--- PROBLEM STATEMENT ---
Wherever the string "Определение" appears in a line, extract that line.
>> Begin GIVEN DATA
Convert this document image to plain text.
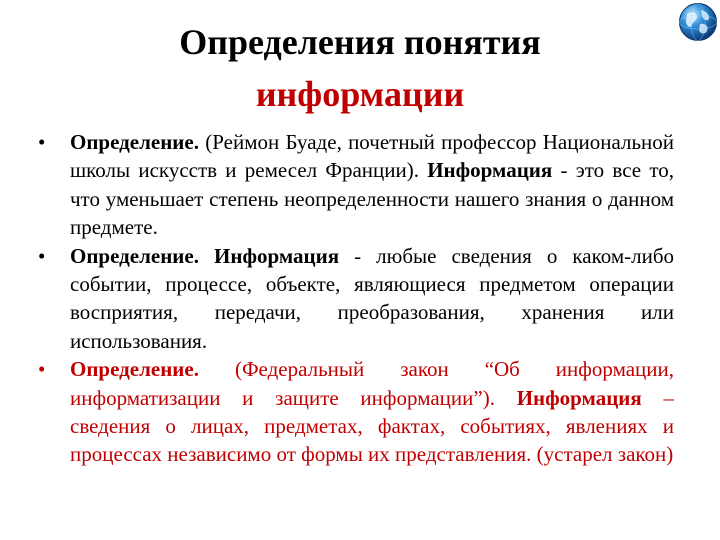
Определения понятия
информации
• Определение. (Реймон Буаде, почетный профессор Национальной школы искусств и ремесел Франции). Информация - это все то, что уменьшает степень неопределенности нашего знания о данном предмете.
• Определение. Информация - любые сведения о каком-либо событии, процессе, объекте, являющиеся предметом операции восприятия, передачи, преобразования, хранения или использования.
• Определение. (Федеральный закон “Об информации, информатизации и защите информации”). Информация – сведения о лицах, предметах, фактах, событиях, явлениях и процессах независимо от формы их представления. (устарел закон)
>> End GIVEN DATA
--- SOLUTION FOR THIS PROBLEM ---
• Определение. (Реймон Буаде, почетный профессор Национальной школы искусств и ремесел Франции). Информация - это все то, что уменьшает степень неопределенности нашего знания о данном предмете.
• Определение. Информация - любые сведения о каком-либо событии, процессе, объекте, являющиеся предметом операции восприятия, передачи, преобразования, хранения или использования.
• Определение. (Федеральный закон “Об информации, информатизации и защите информации”). Информация – сведения о лицах, предметах, фактах, событиях, явлениях и процессах независимо от формы их представления. (устарел закон)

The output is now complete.